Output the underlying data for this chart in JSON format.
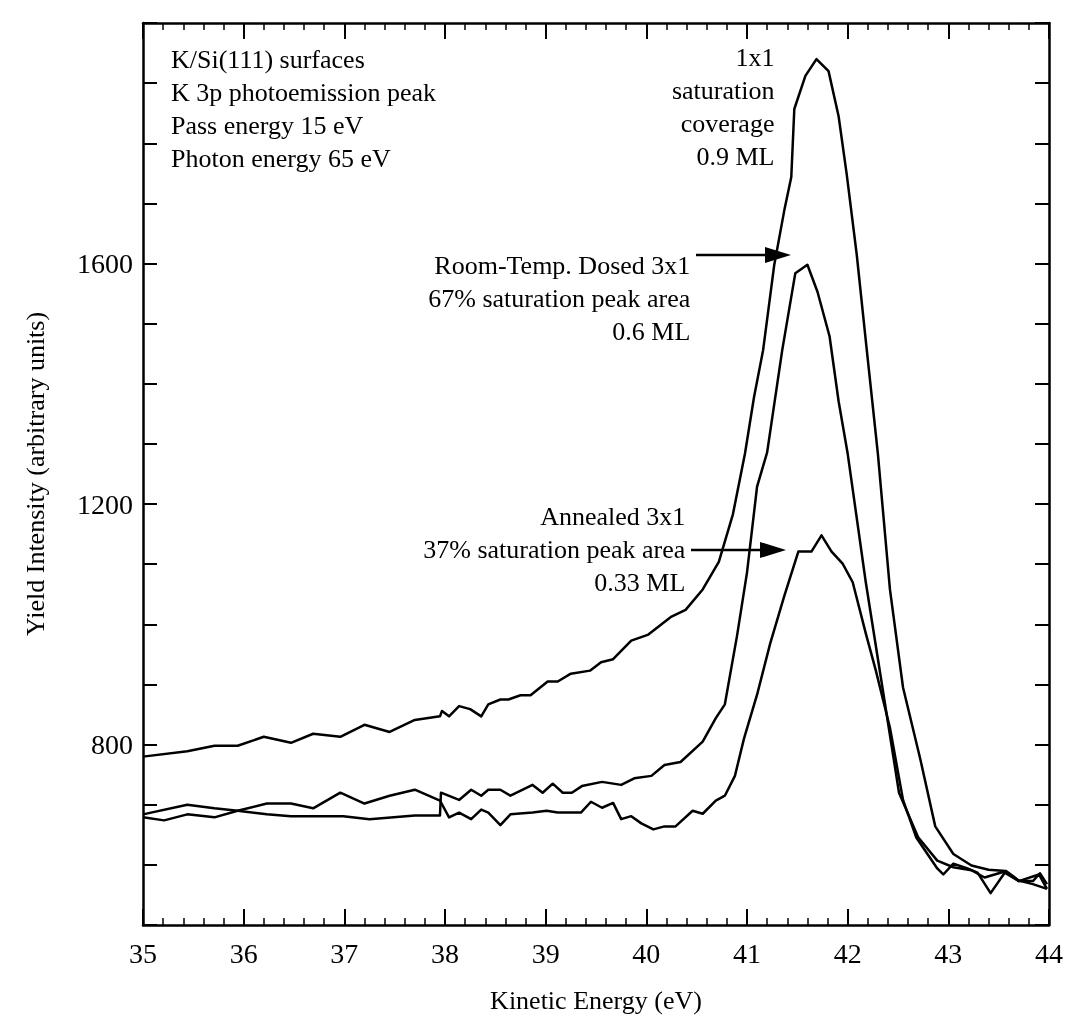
{
  "chart_data": {
    "type": "line",
    "xlabel": "Kinetic Energy (eV)",
    "ylabel": "Yield Intensity (arbitrary units)",
    "xlim": [
      35,
      44
    ],
    "xticks": [
      35,
      36,
      37,
      38,
      39,
      40,
      41,
      42,
      43,
      44
    ],
    "ylim": [
      500,
      2000
    ],
    "yticks": [
      {
        "value": 500,
        "label": null
      },
      {
        "value": 600,
        "label": null
      },
      {
        "value": 700,
        "label": null
      },
      800,
      {
        "value": 900,
        "label": null
      },
      {
        "value": 1000,
        "label": null
      },
      {
        "value": 1100,
        "label": null
      },
      1200,
      {
        "value": 1300,
        "label": null
      },
      {
        "value": 1400,
        "label": null
      },
      {
        "value": 1500,
        "label": null
      },
      1600,
      {
        "value": 1700,
        "label": null
      },
      {
        "value": 1800,
        "label": null
      },
      {
        "value": 1900,
        "label": null
      },
      {
        "value": 2000,
        "label": null
      }
    ],
    "grid": false,
    "marker": "none",
    "line_style": "solid",
    "annotations": [
      "K/Si(111) surfaces\nK 3p photoemission peak\nPass energy 15 eV\nPhoton energy 65 eV",
      "1x1\nsaturation\ncoverage\n0.9 ML",
      "Room-Temp. Dosed 3x1\n67% saturation peak area\n0.6 ML",
      "Annealed 3x1\n37% saturation peak area\n0.33 ML"
    ],
    "series": [
      {
        "color": "#000000",
        "x": [
          35.0,
          35.44,
          35.71,
          35.94,
          36.2,
          36.47,
          36.69,
          36.96,
          37.2,
          37.45,
          37.7,
          37.95,
          37.97,
          38.04,
          38.14,
          38.25,
          38.36,
          38.43,
          38.55,
          38.63,
          38.75,
          38.85,
          39.02,
          39.12,
          39.25,
          39.44,
          39.55,
          39.67,
          39.85,
          40.02,
          40.25,
          40.39,
          40.56,
          40.72,
          40.86,
          40.98,
          41.07,
          41.16,
          41.27,
          41.37,
          41.44,
          41.47,
          41.58,
          41.69,
          41.81,
          41.91,
          41.99,
          42.09,
          42.19,
          42.3,
          42.42,
          42.55,
          42.72,
          42.87,
          43.05,
          43.23,
          43.4,
          43.57,
          43.7,
          43.84,
          43.98
        ],
        "values": [
          780,
          789,
          798,
          798,
          813,
          803,
          818,
          813,
          833,
          821,
          841,
          847,
          856,
          847,
          864,
          859,
          847,
          867,
          875,
          875,
          882,
          882,
          905,
          905,
          918,
          923,
          937,
          942,
          973,
          983,
          1013,
          1024,
          1058,
          1104,
          1183,
          1284,
          1378,
          1456,
          1597,
          1688,
          1744,
          1857,
          1912,
          1940,
          1920,
          1845,
          1749,
          1615,
          1456,
          1284,
          1058,
          895,
          777,
          664,
          618,
          599,
          592,
          590,
          574,
          568,
          560
        ]
      },
      {
        "color": "#000000",
        "x": [
          35.0,
          35.44,
          35.71,
          35.94,
          36.23,
          36.47,
          36.99,
          37.25,
          37.7,
          37.95,
          37.96,
          38.14,
          38.26,
          38.36,
          38.43,
          38.55,
          38.65,
          38.87,
          38.97,
          39.07,
          39.17,
          39.26,
          39.36,
          39.56,
          39.75,
          39.88,
          40.05,
          40.18,
          40.34,
          40.56,
          40.69,
          40.78,
          40.9,
          41.0,
          41.1,
          41.2,
          41.35,
          41.48,
          41.6,
          41.7,
          41.82,
          41.91,
          42.0,
          42.18,
          42.35,
          42.51,
          42.7,
          42.89,
          43.05,
          43.23,
          43.36,
          43.56,
          43.7,
          43.9,
          43.98
        ],
        "values": [
          684,
          700,
          694,
          690,
          684,
          681,
          681,
          676,
          682,
          682,
          720,
          708,
          725,
          715,
          725,
          725,
          715,
          733,
          720,
          735,
          720,
          720,
          731,
          738,
          733,
          744,
          748,
          766,
          771,
          805,
          844,
          867,
          980,
          1086,
          1229,
          1286,
          1456,
          1584,
          1598,
          1553,
          1479,
          1371,
          1284,
          1070,
          890,
          720,
          646,
          607,
          596,
          591,
          579,
          589,
          573,
          584,
          560
        ]
      },
      {
        "color": "#000000",
        "x": [
          35.0,
          35.21,
          35.44,
          35.71,
          35.94,
          36.23,
          36.47,
          36.69,
          36.96,
          37.2,
          37.45,
          37.7,
          37.95,
          38.04,
          38.14,
          38.26,
          38.36,
          38.43,
          38.55,
          38.65,
          38.87,
          39.01,
          39.12,
          39.35,
          39.45,
          39.56,
          39.67,
          39.75,
          39.85,
          39.95,
          40.07,
          40.18,
          40.29,
          40.46,
          40.56,
          40.69,
          40.78,
          40.88,
          40.97,
          41.1,
          41.23,
          41.37,
          41.51,
          41.64,
          41.74,
          41.84,
          41.95,
          42.05,
          42.18,
          42.28,
          42.42,
          42.55,
          42.68,
          42.89,
          42.95,
          43.05,
          43.19,
          43.29,
          43.42,
          43.56,
          43.7,
          43.84,
          43.91,
          43.98
        ],
        "values": [
          679,
          674,
          684,
          679,
          690,
          702,
          702,
          694,
          720,
          702,
          715,
          725,
          707,
          679,
          687,
          676,
          692,
          687,
          666,
          684,
          687,
          690,
          687,
          687,
          705,
          695,
          703,
          676,
          681,
          669,
          659,
          664,
          664,
          690,
          685,
          707,
          715,
          748,
          810,
          883,
          968,
          1047,
          1121,
          1121,
          1148,
          1121,
          1101,
          1070,
          985,
          923,
          828,
          708,
          646,
          594,
          584,
          602,
          594,
          587,
          553,
          587,
          573,
          573,
          586,
          568
        ]
      }
    ]
  }
}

********************

Aim of the exercise »
In your copy of the records, include no pictures; repeat everything else exactly.

Task solution »
Output the underlying data for this chart in JSON format.
{
  "chart_data": {
    "type": "line",
    "xlabel": "Kinetic Energy (eV)",
    "ylabel": "Yield Intensity (arbitrary units)",
    "xlim": [
      35,
      44
    ],
    "xticks": [
      35,
      36,
      37,
      38,
      39,
      40,
      41,
      42,
      43,
      44
    ],
    "ylim": [
      500,
      2000
    ],
    "yticks": [
      {
        "value": 500,
        "label": null
      },
      {
        "value": 600,
        "label": null
      },
      {
        "value": 700,
        "label": null
      },
      800,
      {
        "value": 900,
        "label": null
      },
      {
        "value": 1000,
        "label": null
      },
      {
        "value": 1100,
        "label": null
      },
      1200,
      {
        "value": 1300,
        "label": null
      },
      {
        "value": 1400,
        "label": null
      },
      {
        "value": 1500,
        "label": null
      },
      1600,
      {
        "value": 1700,
        "label": null
      },
      {
        "value": 1800,
        "label": null
      },
      {
        "value": 1900,
        "label": null
      },
      {
        "value": 2000,
        "label": null
      }
    ],
    "grid": false,
    "marker": "none",
    "line_style": "solid",
    "annotations": [
      "K/Si(111) surfaces\nK 3p photoemission peak\nPass energy 15 eV\nPhoton energy 65 eV",
      "1x1\nsaturation\ncoverage\n0.9 ML",
      "Room-Temp. Dosed 3x1\n67% saturation peak area\n0.6 ML",
      "Annealed 3x1\n37% saturation peak area\n0.33 ML"
    ],
    "series": [
      {
        "color": "#000000",
        "x": [
          35.0,
          35.44,
          35.71,
          35.94,
          36.2,
          36.47,
          36.69,
          36.96,
          37.2,
          37.45,
          37.7,
          37.95,
          37.97,
          38.04,
          38.14,
          38.25,
          38.36,
          38.43,
          38.55,
          38.63,
          38.75,
          38.85,
          39.02,
          39.12,
          39.25,
          39.44,
          39.55,
          39.67,
          39.85,
          40.02,
          40.25,
          40.39,
          40.56,
          40.72,
          40.86,
          40.98,
          41.07,
          41.16,
          41.27,
          41.37,
          41.44,
          41.47,
          41.58,
          41.69,
          41.81,
          41.91,
          41.99,
          42.09,
          42.19,
          42.3,
          42.42,
          42.55,
          42.72,
          42.87,
          43.05,
          43.23,
          43.4,
          43.57,
          43.7,
          43.84,
          43.98
        ],
        "values": [
          780,
          789,
          798,
          798,
          813,
          803,
          818,
          813,
          833,
          821,
          841,
          847,
          856,
          847,
          864,
          859,
          847,
          867,
          875,
          875,
          882,
          882,
          905,
          905,
          918,
          923,
          937,
          942,
          973,
          983,
          1013,
          1024,
          1058,
          1104,
          1183,
          1284,
          1378,
          1456,
          1597,
          1688,
          1744,
          1857,
          1912,
          1940,
          1920,
          1845,
          1749,
          1615,
          1456,
          1284,
          1058,
          895,
          777,
          664,
          618,
          599,
          592,
          590,
          574,
          568,
          560
        ]
      },
      {
        "color": "#000000",
        "x": [
          35.0,
          35.44,
          35.71,
          35.94,
          36.23,
          36.47,
          36.99,
          37.25,
          37.7,
          37.95,
          37.96,
          38.14,
          38.26,
          38.36,
          38.43,
          38.55,
          38.65,
          38.87,
          38.97,
          39.07,
          39.17,
          39.26,
          39.36,
          39.56,
          39.75,
          39.88,
          40.05,
          40.18,
          40.34,
          40.56,
          40.69,
          40.78,
          40.9,
          41.0,
          41.1,
          41.2,
          41.35,
          41.48,
          41.6,
          41.7,
          41.82,
          41.91,
          42.0,
          42.18,
          42.35,
          42.51,
          42.7,
          42.89,
          43.05,
          43.23,
          43.36,
          43.56,
          43.7,
          43.9,
          43.98
        ],
        "values": [
          684,
          700,
          694,
          690,
          684,
          681,
          681,
          676,
          682,
          682,
          720,
          708,
          725,
          715,
          725,
          725,
          715,
          733,
          720,
          735,
          720,
          720,
          731,
          738,
          733,
          744,
          748,
          766,
          771,
          805,
          844,
          867,
          980,
          1086,
          1229,
          1286,
          1456,
          1584,
          1598,
          1553,
          1479,
          1371,
          1284,
          1070,
          890,
          720,
          646,
          607,
          596,
          591,
          579,
          589,
          573,
          584,
          560
        ]
      },
      {
        "color": "#000000",
        "x": [
          35.0,
          35.21,
          35.44,
          35.71,
          35.94,
          36.23,
          36.47,
          36.69,
          36.96,
          37.2,
          37.45,
          37.7,
          37.95,
          38.04,
          38.14,
          38.26,
          38.36,
          38.43,
          38.55,
          38.65,
          38.87,
          39.01,
          39.12,
          39.35,
          39.45,
          39.56,
          39.67,
          39.75,
          39.85,
          39.95,
          40.07,
          40.18,
          40.29,
          40.46,
          40.56,
          40.69,
          40.78,
          40.88,
          40.97,
          41.1,
          41.23,
          41.37,
          41.51,
          41.64,
          41.74,
          41.84,
          41.95,
          42.05,
          42.18,
          42.28,
          42.42,
          42.55,
          42.68,
          42.89,
          42.95,
          43.05,
          43.19,
          43.29,
          43.42,
          43.56,
          43.7,
          43.84,
          43.91,
          43.98
        ],
        "values": [
          679,
          674,
          684,
          679,
          690,
          702,
          702,
          694,
          720,
          702,
          715,
          725,
          707,
          679,
          687,
          676,
          692,
          687,
          666,
          684,
          687,
          690,
          687,
          687,
          705,
          695,
          703,
          676,
          681,
          669,
          659,
          664,
          664,
          690,
          685,
          707,
          715,
          748,
          810,
          883,
          968,
          1047,
          1121,
          1121,
          1148,
          1121,
          1101,
          1070,
          985,
          923,
          828,
          708,
          646,
          594,
          584,
          602,
          594,
          587,
          553,
          587,
          573,
          573,
          586,
          568
        ]
      }
    ]
  }
}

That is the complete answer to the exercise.